━━ Dataset ━━
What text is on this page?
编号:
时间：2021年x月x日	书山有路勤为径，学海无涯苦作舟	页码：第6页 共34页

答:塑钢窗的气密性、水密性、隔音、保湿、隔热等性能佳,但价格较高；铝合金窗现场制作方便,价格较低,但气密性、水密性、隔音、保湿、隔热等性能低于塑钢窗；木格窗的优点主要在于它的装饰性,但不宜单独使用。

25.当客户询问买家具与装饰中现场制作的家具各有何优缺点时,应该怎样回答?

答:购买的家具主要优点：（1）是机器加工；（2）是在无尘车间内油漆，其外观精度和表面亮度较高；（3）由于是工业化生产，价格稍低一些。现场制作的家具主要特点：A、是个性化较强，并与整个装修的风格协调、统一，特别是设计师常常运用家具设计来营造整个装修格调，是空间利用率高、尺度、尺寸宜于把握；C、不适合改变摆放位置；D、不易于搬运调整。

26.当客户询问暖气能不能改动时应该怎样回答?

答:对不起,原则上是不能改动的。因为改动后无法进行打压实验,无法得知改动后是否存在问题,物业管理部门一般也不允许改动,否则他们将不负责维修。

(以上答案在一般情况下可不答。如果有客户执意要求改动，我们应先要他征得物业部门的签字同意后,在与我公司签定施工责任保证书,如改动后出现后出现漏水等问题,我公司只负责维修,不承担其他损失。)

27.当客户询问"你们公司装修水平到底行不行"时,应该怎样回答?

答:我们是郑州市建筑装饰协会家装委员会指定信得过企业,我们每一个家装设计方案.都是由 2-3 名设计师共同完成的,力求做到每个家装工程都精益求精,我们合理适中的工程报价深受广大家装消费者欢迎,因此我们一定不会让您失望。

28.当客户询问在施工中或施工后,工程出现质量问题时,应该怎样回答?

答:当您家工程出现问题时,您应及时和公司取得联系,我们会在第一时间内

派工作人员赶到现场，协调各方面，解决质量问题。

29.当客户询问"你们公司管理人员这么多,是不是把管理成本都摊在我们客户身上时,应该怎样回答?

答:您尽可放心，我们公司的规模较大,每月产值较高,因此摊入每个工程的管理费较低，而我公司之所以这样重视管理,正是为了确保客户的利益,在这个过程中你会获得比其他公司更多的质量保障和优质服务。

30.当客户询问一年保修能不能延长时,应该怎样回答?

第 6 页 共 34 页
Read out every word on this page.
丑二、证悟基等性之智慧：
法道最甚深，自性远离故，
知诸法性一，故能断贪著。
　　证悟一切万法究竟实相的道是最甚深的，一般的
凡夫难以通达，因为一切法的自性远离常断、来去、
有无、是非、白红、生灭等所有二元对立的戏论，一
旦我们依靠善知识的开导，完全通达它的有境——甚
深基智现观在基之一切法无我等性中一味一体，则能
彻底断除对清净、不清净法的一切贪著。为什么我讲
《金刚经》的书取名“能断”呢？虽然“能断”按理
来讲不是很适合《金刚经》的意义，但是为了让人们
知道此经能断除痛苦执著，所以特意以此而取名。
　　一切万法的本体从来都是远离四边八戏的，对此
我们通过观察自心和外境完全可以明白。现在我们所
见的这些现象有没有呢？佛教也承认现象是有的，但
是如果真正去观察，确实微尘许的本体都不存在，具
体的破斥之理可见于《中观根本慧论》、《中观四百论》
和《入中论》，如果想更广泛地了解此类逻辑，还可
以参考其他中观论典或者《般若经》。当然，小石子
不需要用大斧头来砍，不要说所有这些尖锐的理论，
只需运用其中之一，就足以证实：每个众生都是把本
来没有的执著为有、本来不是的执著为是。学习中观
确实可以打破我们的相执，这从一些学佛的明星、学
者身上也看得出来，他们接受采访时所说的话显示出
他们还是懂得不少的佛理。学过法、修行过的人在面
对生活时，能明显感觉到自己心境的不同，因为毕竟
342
━━━
Find the line with "Read out every word on this page." in the listing above, then write out that line and each remaining line exactly, with no other text.

**Complete answer**
Read out every word on this page.
丑二、证悟基等性之智慧：
法道最甚深，自性远离故，
知诸法性一，故能断贪著。
　　证悟一切万法究竟实相的道是最甚深的，一般的
凡夫难以通达，因为一切法的自性远离常断、来去、
有无、是非、白红、生灭等所有二元对立的戏论，一
旦我们依靠善知识的开导，完全通达它的有境——甚
深基智现观在基之一切法无我等性中一味一体，则能
彻底断除对清净、不清净法的一切贪著。为什么我讲
《金刚经》的书取名“能断”呢？虽然“能断”按理
来讲不是很适合《金刚经》的意义，但是为了让人们
知道此经能断除痛苦执著，所以特意以此而取名。
　　一切万法的本体从来都是远离四边八戏的，对此
我们通过观察自心和外境完全可以明白。现在我们所
见的这些现象有没有呢？佛教也承认现象是有的，但
是如果真正去观察，确实微尘许的本体都不存在，具
体的破斥之理可见于《中观根本慧论》、《中观四百论》
和《入中论》，如果想更广泛地了解此类逻辑，还可
以参考其他中观论典或者《般若经》。当然，小石子
不需要用大斧头来砍，不要说所有这些尖锐的理论，
只需运用其中之一，就足以证实：每个众生都是把本
来没有的执著为有、本来不是的执著为是。学习中观
确实可以打破我们的相执，这从一些学佛的明星、学
者身上也看得出来，他们接受采访时所说的话显示出
他们还是懂得不少的佛理。学过法、修行过的人在面
对生活时，能明显感觉到自己心境的不同，因为毕竟
342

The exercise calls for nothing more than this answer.